╭─ Data entries

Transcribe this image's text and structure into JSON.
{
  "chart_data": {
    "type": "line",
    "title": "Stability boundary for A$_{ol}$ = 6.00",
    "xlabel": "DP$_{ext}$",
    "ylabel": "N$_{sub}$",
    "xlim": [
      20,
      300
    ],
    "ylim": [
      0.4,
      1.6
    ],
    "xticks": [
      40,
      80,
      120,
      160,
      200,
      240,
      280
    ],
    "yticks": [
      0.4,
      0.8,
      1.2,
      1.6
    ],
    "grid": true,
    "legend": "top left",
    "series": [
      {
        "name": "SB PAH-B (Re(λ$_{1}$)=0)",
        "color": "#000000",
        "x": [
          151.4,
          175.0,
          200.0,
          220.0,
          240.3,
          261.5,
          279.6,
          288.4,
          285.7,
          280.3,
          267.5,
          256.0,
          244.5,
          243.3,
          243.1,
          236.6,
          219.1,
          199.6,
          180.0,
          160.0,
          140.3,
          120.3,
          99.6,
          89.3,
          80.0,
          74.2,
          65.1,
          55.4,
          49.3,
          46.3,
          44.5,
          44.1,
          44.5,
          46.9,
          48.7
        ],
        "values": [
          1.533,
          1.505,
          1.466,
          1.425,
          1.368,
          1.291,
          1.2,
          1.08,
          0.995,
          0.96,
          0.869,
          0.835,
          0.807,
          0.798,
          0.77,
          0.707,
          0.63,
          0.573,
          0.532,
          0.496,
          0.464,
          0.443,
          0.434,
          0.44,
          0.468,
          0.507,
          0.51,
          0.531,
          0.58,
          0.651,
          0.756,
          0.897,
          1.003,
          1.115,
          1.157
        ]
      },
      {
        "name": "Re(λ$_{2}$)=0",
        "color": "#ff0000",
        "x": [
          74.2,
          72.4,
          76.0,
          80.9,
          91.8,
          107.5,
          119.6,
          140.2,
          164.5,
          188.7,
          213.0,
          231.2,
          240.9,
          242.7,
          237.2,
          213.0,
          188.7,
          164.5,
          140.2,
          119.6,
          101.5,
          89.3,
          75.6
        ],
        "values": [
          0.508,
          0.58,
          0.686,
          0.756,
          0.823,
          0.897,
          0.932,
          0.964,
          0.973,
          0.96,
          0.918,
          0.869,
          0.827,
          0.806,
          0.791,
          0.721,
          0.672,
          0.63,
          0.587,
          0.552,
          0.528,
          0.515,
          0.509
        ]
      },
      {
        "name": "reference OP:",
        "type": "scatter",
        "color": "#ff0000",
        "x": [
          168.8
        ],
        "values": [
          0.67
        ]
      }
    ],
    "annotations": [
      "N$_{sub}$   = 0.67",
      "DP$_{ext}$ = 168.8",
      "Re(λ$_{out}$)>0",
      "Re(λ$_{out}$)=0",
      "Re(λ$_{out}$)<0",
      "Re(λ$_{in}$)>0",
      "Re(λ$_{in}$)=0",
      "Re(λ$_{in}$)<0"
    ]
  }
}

╰─

Task details: Look through the records above and report how many lines hold the word "name", giving only the number.

Solution for this task: 3